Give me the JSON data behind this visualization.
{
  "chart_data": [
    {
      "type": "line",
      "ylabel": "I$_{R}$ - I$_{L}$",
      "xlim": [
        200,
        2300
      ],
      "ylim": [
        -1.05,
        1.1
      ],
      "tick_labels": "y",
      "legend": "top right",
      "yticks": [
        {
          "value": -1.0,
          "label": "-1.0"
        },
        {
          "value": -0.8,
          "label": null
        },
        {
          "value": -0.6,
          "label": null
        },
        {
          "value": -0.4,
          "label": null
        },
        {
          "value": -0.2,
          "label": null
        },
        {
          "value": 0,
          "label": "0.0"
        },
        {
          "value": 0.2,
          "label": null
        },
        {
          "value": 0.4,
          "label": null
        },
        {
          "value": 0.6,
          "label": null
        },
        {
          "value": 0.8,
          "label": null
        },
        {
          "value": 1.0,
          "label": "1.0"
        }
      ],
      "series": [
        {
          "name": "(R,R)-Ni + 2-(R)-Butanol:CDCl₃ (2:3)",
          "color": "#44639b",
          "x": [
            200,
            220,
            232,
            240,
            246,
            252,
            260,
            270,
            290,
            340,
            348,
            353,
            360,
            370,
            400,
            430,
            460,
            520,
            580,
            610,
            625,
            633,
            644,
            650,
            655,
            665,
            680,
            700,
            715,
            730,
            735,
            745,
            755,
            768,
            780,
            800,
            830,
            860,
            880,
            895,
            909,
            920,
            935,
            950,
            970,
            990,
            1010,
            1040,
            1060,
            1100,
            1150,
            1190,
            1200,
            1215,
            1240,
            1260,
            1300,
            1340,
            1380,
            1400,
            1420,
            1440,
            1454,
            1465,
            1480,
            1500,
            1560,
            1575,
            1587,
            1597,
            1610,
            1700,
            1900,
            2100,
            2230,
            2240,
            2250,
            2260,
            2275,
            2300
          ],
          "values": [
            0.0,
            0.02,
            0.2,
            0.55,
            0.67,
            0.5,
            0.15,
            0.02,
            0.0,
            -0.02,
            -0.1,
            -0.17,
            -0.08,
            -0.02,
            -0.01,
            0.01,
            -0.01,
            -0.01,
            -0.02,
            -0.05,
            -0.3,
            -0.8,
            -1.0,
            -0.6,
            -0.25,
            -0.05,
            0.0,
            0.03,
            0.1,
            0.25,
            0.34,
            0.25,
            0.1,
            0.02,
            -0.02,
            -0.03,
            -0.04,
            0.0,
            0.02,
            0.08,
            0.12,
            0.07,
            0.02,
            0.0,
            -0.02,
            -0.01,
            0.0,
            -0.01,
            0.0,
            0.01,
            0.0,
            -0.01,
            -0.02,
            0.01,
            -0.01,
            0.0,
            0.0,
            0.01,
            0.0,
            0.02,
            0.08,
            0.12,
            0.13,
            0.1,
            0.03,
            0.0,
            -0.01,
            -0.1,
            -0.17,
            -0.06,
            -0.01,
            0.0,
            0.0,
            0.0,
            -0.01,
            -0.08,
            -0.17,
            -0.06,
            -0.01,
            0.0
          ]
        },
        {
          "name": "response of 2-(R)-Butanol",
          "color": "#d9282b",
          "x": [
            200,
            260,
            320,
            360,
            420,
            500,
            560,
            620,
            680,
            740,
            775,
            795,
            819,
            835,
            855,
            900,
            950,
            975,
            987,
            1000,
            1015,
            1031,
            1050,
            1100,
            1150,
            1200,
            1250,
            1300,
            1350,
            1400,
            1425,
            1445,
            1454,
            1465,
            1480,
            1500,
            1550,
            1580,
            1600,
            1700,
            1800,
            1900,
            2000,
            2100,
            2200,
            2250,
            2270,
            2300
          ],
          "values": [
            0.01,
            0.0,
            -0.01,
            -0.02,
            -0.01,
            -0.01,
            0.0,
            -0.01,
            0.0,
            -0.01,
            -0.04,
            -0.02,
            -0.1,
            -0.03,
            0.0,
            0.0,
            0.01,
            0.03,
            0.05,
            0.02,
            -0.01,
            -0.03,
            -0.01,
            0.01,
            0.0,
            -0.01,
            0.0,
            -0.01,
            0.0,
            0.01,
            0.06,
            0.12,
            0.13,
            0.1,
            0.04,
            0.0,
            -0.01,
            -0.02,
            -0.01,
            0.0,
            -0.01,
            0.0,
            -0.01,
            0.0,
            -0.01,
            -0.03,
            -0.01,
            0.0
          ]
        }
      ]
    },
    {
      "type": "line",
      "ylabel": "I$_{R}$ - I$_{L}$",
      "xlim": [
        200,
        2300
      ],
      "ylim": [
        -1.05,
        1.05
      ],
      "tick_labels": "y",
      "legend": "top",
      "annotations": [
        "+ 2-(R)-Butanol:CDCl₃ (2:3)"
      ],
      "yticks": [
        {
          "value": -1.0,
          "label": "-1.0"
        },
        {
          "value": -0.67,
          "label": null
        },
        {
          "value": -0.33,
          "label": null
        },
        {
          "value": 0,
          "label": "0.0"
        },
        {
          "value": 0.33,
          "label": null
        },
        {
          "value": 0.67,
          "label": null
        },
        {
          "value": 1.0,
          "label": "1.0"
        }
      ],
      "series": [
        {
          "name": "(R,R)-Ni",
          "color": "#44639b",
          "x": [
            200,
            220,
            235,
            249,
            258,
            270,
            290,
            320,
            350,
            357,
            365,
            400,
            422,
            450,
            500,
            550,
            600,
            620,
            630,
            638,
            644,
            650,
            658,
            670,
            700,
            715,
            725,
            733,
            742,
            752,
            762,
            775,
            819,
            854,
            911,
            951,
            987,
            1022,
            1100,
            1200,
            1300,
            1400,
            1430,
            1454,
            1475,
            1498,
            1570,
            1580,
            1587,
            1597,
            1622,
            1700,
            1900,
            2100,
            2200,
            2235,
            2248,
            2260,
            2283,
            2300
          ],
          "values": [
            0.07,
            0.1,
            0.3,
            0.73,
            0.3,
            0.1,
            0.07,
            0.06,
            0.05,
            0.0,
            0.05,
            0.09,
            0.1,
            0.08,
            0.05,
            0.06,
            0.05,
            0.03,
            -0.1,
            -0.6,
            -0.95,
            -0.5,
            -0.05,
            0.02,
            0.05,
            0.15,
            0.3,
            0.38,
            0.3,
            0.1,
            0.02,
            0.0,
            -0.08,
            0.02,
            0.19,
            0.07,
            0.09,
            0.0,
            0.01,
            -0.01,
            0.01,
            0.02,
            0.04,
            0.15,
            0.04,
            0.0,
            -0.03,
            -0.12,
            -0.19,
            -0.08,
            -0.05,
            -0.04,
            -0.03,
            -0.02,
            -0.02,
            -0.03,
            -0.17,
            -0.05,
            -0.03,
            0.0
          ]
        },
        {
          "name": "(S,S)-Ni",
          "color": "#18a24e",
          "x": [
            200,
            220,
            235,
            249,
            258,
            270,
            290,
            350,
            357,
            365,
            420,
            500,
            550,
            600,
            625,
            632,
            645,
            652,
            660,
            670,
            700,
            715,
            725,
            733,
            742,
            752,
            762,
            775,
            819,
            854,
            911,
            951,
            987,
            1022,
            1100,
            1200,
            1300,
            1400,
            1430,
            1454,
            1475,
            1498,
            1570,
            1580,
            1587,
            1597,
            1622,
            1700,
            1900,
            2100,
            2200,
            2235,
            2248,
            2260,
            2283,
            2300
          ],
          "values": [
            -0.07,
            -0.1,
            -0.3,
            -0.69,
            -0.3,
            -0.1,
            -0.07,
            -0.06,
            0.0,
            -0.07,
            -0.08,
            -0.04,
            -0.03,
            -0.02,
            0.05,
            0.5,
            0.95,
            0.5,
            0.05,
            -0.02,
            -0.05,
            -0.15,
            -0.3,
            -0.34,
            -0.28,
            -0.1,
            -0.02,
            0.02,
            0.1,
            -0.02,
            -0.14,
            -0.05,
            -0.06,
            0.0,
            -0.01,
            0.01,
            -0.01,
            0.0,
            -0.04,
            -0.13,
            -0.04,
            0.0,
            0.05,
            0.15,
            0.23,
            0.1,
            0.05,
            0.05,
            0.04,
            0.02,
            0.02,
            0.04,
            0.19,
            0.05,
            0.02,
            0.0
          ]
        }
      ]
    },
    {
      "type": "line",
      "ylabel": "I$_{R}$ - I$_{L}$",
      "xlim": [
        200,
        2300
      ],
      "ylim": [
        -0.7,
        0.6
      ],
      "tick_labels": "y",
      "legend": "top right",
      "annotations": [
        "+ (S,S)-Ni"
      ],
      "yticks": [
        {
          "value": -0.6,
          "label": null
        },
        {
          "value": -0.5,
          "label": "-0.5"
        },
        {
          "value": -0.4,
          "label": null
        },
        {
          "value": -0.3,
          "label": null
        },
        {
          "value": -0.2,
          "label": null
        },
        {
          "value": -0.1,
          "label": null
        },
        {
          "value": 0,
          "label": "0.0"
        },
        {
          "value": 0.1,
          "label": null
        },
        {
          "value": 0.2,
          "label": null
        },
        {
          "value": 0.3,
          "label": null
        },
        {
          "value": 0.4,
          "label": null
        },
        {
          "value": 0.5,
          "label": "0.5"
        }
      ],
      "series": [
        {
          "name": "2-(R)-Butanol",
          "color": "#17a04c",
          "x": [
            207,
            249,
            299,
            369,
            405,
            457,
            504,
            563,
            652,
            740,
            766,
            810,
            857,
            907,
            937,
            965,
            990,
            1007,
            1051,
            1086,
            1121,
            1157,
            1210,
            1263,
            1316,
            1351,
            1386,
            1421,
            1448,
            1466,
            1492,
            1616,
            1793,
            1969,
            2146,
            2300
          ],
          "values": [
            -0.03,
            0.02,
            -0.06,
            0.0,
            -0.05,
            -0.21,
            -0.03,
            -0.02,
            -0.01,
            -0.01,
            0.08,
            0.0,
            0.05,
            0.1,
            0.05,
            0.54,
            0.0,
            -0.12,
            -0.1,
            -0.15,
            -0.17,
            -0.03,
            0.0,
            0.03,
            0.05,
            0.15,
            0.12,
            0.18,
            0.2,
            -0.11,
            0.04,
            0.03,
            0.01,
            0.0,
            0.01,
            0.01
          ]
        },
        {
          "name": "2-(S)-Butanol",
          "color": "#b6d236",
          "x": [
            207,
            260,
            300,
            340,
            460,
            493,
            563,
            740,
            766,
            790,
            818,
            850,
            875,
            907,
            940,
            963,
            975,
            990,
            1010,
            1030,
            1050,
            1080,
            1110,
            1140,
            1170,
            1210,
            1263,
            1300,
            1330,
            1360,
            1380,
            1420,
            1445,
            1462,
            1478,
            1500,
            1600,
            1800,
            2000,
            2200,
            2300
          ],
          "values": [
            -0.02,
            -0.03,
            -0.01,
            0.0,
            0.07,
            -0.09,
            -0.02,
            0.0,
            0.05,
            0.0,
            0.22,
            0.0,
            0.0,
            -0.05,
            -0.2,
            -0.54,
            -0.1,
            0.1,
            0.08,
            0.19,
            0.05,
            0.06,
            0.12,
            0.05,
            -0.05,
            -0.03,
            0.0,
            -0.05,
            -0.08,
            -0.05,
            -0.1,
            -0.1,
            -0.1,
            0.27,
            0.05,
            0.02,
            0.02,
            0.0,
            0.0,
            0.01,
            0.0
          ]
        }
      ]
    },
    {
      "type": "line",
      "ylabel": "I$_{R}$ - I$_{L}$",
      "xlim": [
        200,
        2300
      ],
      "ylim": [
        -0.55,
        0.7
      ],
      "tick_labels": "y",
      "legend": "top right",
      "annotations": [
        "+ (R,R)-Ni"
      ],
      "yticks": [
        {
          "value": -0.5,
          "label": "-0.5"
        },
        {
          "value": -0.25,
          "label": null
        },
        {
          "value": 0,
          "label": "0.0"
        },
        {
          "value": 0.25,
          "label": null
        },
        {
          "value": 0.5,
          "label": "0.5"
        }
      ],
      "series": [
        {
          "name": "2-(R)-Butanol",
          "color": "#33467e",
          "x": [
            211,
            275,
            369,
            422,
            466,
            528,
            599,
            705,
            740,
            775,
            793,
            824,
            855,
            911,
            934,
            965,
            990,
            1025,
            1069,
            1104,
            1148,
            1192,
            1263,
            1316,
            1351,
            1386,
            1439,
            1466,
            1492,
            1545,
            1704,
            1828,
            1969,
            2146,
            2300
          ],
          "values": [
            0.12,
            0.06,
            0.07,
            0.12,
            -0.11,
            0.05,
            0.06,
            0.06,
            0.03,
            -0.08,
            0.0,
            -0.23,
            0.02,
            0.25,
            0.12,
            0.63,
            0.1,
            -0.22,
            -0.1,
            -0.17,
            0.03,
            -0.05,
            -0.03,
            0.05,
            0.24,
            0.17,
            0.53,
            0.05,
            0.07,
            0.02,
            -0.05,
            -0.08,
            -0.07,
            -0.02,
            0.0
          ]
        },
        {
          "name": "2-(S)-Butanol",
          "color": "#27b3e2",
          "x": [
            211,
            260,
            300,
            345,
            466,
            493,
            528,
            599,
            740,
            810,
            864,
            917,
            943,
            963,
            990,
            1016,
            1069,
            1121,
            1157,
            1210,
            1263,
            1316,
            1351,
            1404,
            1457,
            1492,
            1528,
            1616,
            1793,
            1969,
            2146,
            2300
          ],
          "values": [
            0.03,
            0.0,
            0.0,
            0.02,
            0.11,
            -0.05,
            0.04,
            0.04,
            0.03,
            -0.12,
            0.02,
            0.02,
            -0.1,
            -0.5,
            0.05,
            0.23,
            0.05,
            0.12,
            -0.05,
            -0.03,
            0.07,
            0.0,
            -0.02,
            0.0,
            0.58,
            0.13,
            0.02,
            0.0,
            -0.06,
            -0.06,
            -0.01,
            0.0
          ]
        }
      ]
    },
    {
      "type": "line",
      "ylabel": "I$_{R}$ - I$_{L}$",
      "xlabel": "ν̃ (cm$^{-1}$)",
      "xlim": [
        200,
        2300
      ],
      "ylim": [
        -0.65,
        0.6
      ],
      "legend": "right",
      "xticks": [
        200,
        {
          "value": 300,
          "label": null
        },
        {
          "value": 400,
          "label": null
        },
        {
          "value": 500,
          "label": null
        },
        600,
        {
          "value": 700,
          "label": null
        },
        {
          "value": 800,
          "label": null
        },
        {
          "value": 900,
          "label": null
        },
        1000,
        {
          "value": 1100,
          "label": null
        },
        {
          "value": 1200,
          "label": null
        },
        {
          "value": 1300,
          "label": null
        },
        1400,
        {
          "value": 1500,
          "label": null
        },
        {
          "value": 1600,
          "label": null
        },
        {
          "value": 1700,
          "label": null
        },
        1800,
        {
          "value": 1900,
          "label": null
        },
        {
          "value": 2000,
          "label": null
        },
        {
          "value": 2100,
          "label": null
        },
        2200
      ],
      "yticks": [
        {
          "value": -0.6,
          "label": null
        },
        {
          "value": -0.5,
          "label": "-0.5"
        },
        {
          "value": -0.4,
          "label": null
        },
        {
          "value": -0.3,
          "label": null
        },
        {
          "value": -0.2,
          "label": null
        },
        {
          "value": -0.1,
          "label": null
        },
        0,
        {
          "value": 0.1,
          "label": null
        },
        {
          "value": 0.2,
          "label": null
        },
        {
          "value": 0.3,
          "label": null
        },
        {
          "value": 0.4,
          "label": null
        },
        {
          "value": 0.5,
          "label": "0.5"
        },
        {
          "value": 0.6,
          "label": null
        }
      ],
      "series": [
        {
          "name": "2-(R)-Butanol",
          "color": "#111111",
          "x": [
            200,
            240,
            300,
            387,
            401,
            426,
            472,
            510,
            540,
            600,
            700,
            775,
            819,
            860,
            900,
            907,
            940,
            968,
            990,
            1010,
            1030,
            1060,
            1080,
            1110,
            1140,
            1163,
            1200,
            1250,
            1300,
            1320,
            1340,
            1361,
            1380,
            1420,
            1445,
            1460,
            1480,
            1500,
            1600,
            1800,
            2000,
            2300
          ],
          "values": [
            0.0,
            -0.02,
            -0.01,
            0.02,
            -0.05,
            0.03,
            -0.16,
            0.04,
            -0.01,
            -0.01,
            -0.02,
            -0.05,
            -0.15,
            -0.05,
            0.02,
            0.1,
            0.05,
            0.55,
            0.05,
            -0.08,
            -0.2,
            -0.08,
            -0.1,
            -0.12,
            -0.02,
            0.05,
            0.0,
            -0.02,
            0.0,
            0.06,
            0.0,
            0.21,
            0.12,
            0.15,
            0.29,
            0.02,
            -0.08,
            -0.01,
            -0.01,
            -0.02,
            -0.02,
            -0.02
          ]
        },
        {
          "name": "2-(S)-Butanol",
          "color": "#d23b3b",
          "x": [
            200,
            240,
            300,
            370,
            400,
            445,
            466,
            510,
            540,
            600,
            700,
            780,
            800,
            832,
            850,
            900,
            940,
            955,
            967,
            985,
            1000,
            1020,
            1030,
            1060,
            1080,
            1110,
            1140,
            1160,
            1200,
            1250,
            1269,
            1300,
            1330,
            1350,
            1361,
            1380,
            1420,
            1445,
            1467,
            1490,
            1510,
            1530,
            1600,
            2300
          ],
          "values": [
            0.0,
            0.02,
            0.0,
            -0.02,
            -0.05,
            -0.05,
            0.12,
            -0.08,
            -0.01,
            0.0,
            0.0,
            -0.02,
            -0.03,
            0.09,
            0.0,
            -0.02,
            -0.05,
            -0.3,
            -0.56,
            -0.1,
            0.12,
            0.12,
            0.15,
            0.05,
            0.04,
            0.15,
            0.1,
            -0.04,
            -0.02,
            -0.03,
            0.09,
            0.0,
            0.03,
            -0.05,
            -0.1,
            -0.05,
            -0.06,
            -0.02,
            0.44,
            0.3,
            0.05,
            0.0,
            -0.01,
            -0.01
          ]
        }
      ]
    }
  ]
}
____________________
Only the count is needed: the number of lines in the data that include the word "color".

Answer in full
10